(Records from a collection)
╔══

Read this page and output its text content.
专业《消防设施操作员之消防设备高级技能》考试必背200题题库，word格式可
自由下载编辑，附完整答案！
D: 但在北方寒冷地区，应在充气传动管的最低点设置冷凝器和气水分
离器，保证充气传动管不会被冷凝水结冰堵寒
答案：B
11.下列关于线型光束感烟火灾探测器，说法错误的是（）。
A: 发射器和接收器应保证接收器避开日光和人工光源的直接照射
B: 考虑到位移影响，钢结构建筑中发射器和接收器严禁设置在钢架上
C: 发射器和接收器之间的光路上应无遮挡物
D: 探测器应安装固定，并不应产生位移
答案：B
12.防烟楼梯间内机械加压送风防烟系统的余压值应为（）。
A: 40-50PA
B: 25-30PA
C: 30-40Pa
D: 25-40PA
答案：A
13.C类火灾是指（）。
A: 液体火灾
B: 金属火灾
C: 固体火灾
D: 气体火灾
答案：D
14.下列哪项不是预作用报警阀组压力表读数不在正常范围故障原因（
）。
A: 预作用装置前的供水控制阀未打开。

╚══

Return every entry verbatim.

→ Result for this exercise:
Read this page and output its text content.
专业《消防设施操作员之消防设备高级技能》考试必背200题题库，word格式可
自由下载编辑，附完整答案！
D: 但在北方寒冷地区，应在充气传动管的最低点设置冷凝器和气水分
离器，保证充气传动管不会被冷凝水结冰堵寒
答案：B
11.下列关于线型光束感烟火灾探测器，说法错误的是（）。
A: 发射器和接收器应保证接收器避开日光和人工光源的直接照射
B: 考虑到位移影响，钢结构建筑中发射器和接收器严禁设置在钢架上
C: 发射器和接收器之间的光路上应无遮挡物
D: 探测器应安装固定，并不应产生位移
答案：B
12.防烟楼梯间内机械加压送风防烟系统的余压值应为（）。
A: 40-50PA
B: 25-30PA
C: 30-40Pa
D: 25-40PA
答案：A
13.C类火灾是指（）。
A: 液体火灾
B: 金属火灾
C: 固体火灾
D: 气体火灾
答案：D
14.下列哪项不是预作用报警阀组压力表读数不在正常范围故障原因（
）。
A: 预作用装置前的供水控制阀未打开。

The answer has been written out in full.